В общем, Мария меня убедила мгновенно, и призрак Котляревского из разума изгнав, я решила, что прочту "Энеиду" и как можно скорее. Чем я и занялась у моря, как было уже написано выше. И вот к тому моменту, когда мы оказались в Одессе и проходили мимо археологического музея, я уже успела впитать в себя эту нестареющую мудрость веков (пока книга не начала упираться и требовать бумажных старниц) и пересказать Киму историю Лаокоона близко к тексту, хотя и не дактилическим гекзаметром. Так узнал сын мой, что Лаокоон предупреждал троянцев не заносить в город сомнительного коня и даже кинул в него копье. Но троянцы его не послушали (троянцы вообще как-то удивительно глухи к прорицателям), и тот факт, что из моря явились две змеи и стали душить сыновей Лаокоона, а затем и его самого, не придал его словами убедительности. Я также добавила к своему рассказу эстетические соображения из трактата Лессинга (память порой творит чудеса), который мне когда-то пришлось прочесть, чтобы сдать в аспирантуре зачет по литературе эпохи Просвещения. Ибо какая же литература Просвещения без искаженного мукой лица Лаокоона, умудряющегося при этом сохранять спокойное величие, как жрецу Аполлона положено? (В версии Вергилия он был жрецом Нептуна, но это его тоже не спасло).

И вот с такими высокими мыслями о судьбах прекрасного спустились мы в подземелье, где обретается одесский музей шоколада. Необычен музей этот тем, что все экспонаты в нем сделаны из (вы не поверите) шоколада. В экскурсоводы достался нам парубок моторний экспрессивный молодой человек, который вещал про сложный, но триумфальный путь какао-бобов по планете. Он делал это с неистовым блеском в глазах и чуть ли не с пеной у рта, какой бы не постеснялся жрец майа, выпивающий в божественном экстазе горький темно-коричневый напиток. Часть экспозиции - это выполненные в шоколадных тонах картины, изображающие прелести Одессы. Одной из таких прелестей является наш друг Лаокоон.
 - Вы, конечно, знаете, кто это, и помните его историю, - проникновенно произносит парубок свой зачин, готовясь поведать нам историю Лаокоона, поскольку явно уверен, что мы её слегка подзабыли.

- [Записи]
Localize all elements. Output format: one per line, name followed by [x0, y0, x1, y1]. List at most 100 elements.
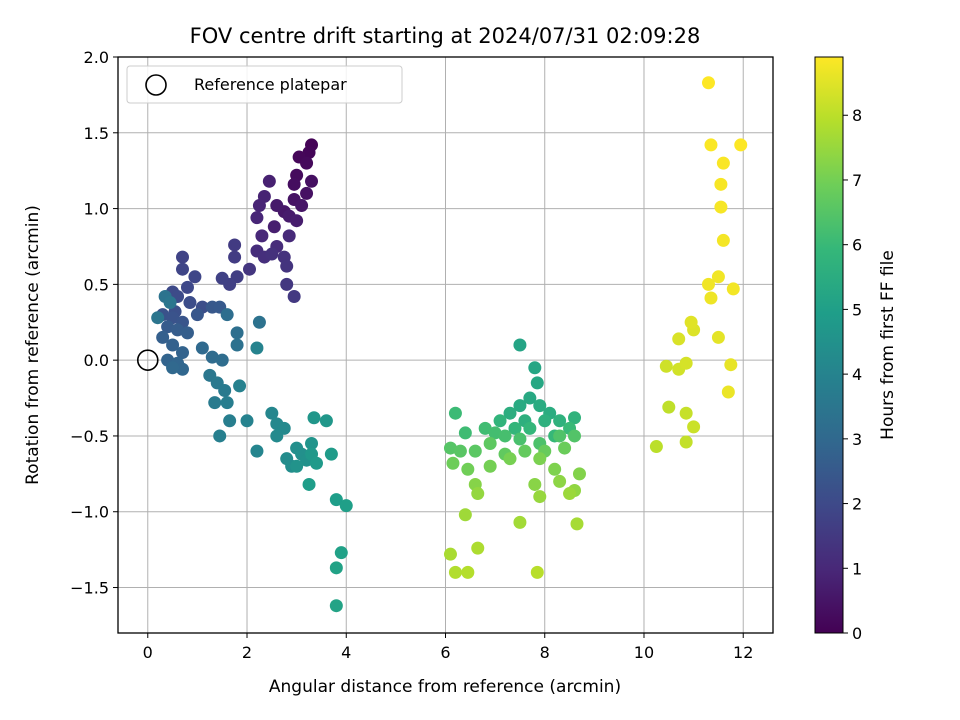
- scatter-point: [242, 262, 256, 276]
- scatter-points: [151, 76, 748, 613]
- scatter-point: [553, 414, 567, 428]
- x-axis-label: Angular distance from reference (arcmin): [269, 677, 621, 697]
- x-tick-label: 8: [540, 643, 550, 662]
- scatter-point: [166, 361, 180, 375]
- scatter-point: [568, 429, 582, 443]
- colorbar-tick-label: 7: [852, 171, 862, 190]
- scatter-point: [513, 338, 527, 352]
- scatter-point: [265, 406, 279, 420]
- scatter-point: [471, 541, 485, 555]
- y-axis-label: Rotation from reference (arcmin): [23, 205, 43, 485]
- scatter-point: [280, 277, 294, 291]
- scatter-point: [443, 441, 457, 455]
- colorbar-label: Hours from first FF file: [878, 250, 898, 440]
- scatter-point: [190, 308, 204, 322]
- scatter-point: [195, 341, 209, 355]
- scatter-point: [553, 474, 567, 488]
- scatter-point: [151, 311, 165, 325]
- scatter-point: [171, 323, 185, 337]
- reference-marker: [136, 349, 159, 371]
- scatter-point: [448, 406, 462, 420]
- scatter-point: [329, 599, 343, 613]
- scatter-point: [508, 421, 522, 435]
- y-tick-label: 0.0: [84, 351, 109, 370]
- scatter-point: [295, 199, 309, 213]
- scatter-point: [687, 420, 701, 434]
- scatter-point: [228, 250, 242, 264]
- scatter-point: [458, 426, 472, 440]
- scatter-point: [533, 399, 547, 413]
- scatter-point: [302, 477, 316, 491]
- scatter-point: [176, 250, 190, 264]
- scatter-point: [679, 435, 693, 449]
- scatter-point: [215, 271, 229, 285]
- colorbar-tick-label: 1: [852, 559, 862, 578]
- scatter-point: [572, 467, 586, 481]
- scatter-point: [309, 456, 323, 470]
- scatter-point: [478, 421, 492, 435]
- x-tick-label: 10: [634, 643, 654, 662]
- scatter-point: [319, 414, 333, 428]
- scatter-point: [250, 341, 264, 355]
- scatter-point: [215, 353, 229, 367]
- scatter-point: [252, 199, 266, 213]
- scatter-point: [458, 508, 472, 522]
- x-tick-label: 6: [440, 643, 450, 662]
- scatter-point: [218, 383, 232, 397]
- scatter-point: [188, 270, 202, 284]
- scatter-point: [461, 462, 475, 476]
- scatter-point: [267, 220, 281, 234]
- scatter-point: [568, 411, 582, 425]
- scatter-point: [156, 330, 170, 344]
- scatter-point: [213, 429, 227, 443]
- scatter-point: [513, 432, 527, 446]
- scatter-point: [714, 200, 728, 214]
- scatter-point: [503, 452, 517, 466]
- scatter-point: [205, 350, 219, 364]
- scatter-point: [287, 289, 301, 303]
- scatter-point: [513, 399, 527, 413]
- y-tick-label: 2.0: [84, 48, 109, 67]
- scatter-point: [533, 452, 547, 466]
- scatter-point: [662, 400, 676, 414]
- chart-title: FOV centre drift starting at 2024/07/31 …: [190, 24, 701, 48]
- scatter-point: [329, 561, 343, 575]
- scatter-point: [701, 76, 715, 90]
- y-tick-label: −1.5: [70, 579, 109, 598]
- grid: [118, 56, 773, 633]
- scatter-point: [223, 414, 237, 428]
- scatter-point: [530, 565, 544, 579]
- scatter-point: [570, 517, 584, 531]
- scatter-point: [252, 315, 266, 329]
- scatter-point: [471, 487, 485, 501]
- scatter-point: [659, 359, 673, 373]
- x-tick-label: 2: [242, 643, 252, 662]
- scatter-point: [672, 332, 686, 346]
- y-tick-label: 0.5: [84, 275, 109, 294]
- scatter-point: [233, 379, 247, 393]
- legend-label: Reference platepar: [194, 75, 347, 94]
- scatter-point: [305, 437, 319, 451]
- scatter-point: [443, 547, 457, 561]
- scatter-point: [513, 515, 527, 529]
- scatter-point: [270, 199, 284, 213]
- colorbar-tick-label: 2: [852, 495, 862, 514]
- scatter-point: [503, 406, 517, 420]
- scatter-point: [250, 211, 264, 225]
- scatter-point: [523, 391, 537, 405]
- scatter-point: [228, 238, 242, 252]
- scatter-point: [230, 326, 244, 340]
- scatter-point: [701, 277, 715, 291]
- scatter-point: [711, 270, 725, 284]
- scatter-point: [734, 138, 748, 152]
- scatter-point: [726, 282, 740, 296]
- scatter-point: [468, 444, 482, 458]
- scatter-point: [290, 459, 304, 473]
- legend: Reference platepar: [126, 65, 403, 104]
- scatter-point: [163, 296, 177, 310]
- scatter-point: [724, 358, 738, 372]
- scatter-point: [324, 447, 338, 461]
- scatter-point: [518, 444, 532, 458]
- scatter-point: [166, 338, 180, 352]
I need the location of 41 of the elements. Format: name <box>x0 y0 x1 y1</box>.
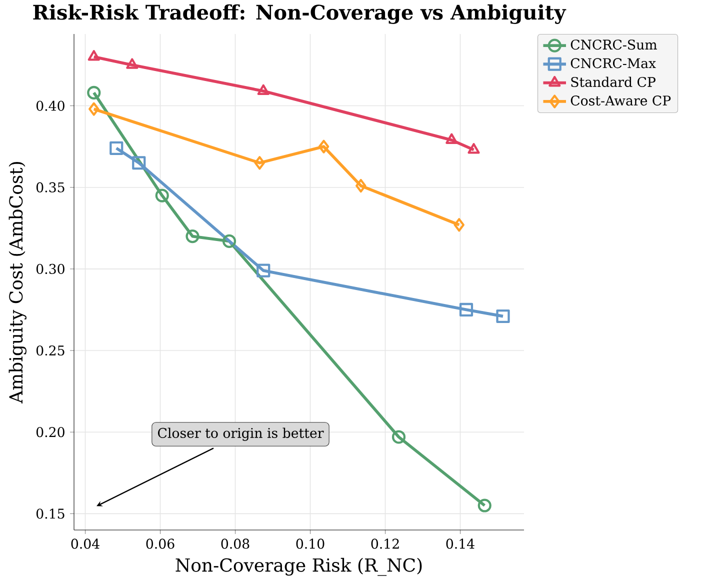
y-tick-label: 0.35 <box>36 182 64 192</box>
point <box>87 86 101 100</box>
y-tick-label: 0.15 <box>36 508 64 519</box>
point <box>318 140 330 154</box>
point <box>110 141 124 156</box>
legend-label: Cost-Aware CP <box>570 96 671 106</box>
legend-label: CNCRC-Sum <box>570 40 657 50</box>
point <box>392 430 406 444</box>
point <box>155 188 169 202</box>
chart-title: Risk-Risk Tradeoff: Non-Coverage vs Ambiguity <box>33 4 566 24</box>
x-tick-label: 0.06 <box>146 538 174 549</box>
point <box>496 309 510 324</box>
point <box>186 230 200 244</box>
y-tick-label: 0.20 <box>36 427 64 438</box>
point <box>88 50 100 61</box>
x-tick-label: 0.12 <box>371 538 399 549</box>
point <box>126 58 138 69</box>
point <box>468 143 480 154</box>
y-tick-label: 0.25 <box>36 345 64 356</box>
y-tick-label: 0.30 <box>36 264 64 274</box>
annotation: Closer to origin is better <box>158 428 324 441</box>
point <box>478 498 492 512</box>
point <box>446 133 458 144</box>
point <box>454 218 464 232</box>
legend-label: CNCRC-Max <box>570 58 656 68</box>
x-axis-title: Non-Coverage Risk (R_NC) <box>176 558 422 576</box>
point <box>254 156 265 170</box>
point <box>222 234 236 248</box>
y-tick-label: 0.40 <box>36 100 64 111</box>
point <box>257 84 270 96</box>
point <box>256 264 270 278</box>
x-tick-label: 0.14 <box>446 538 474 549</box>
x-tick-label: 0.08 <box>221 538 250 549</box>
x-tick-label: 0.10 <box>296 538 324 549</box>
x-tick-label: 0.04 <box>71 538 100 549</box>
point <box>132 156 146 170</box>
y-axis-title: Ambiguity Cost (AmbCost) <box>8 162 26 404</box>
point <box>356 178 366 193</box>
point <box>459 302 474 317</box>
legend-label: Standard CP <box>571 76 656 88</box>
point <box>88 102 100 116</box>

- [Задание 1]
Повторите отрывок исходного текста от слов "И вот с такими" до слов "наш друг Лаокоон." включительно.
- [Задание 2]
Ответьте по исходному тексту:
(а) Что Лаокоон кинул в коня?
(б) Чьим жрецом был Лаокоон в версии Вергилия?
(в) Из чего сделаны все экспонаты одесского музея шоколада?

- [Верный ответ 1]
И вот с такими высокими мыслями о судьбах прекрасного спустились мы в подземелье, где обретается одесский музей шоколада. Необычен музей этот тем, что все экспонаты в нем сделаны из (вы не поверите) шоколада. В экскурсоводы достался нам парубок моторний экспрессивный молодой человек, который вещал про сложный, но триумфальный путь какао-бобов по планете. Он делал это с неистовым блеском в глазах и чуть ли не с пеной у рта, какой бы не постеснялся жрец майа, выпивающий в божественном экстазе горький темно-коричневый напиток. Часть экспозиции - это выполненные в шоколадных тонах картины, изображающие прелести Одессы. Одной из таких прелестей является наш друг Лаокоон.

- [Верный ответ 2]
(а) Лаокоон кинул в коня копье.
(б) В версии Вергилия Лаокоон был жрецом Нептуна.
(в) Все экспонаты одесского музея шоколада сделаны из шоколада.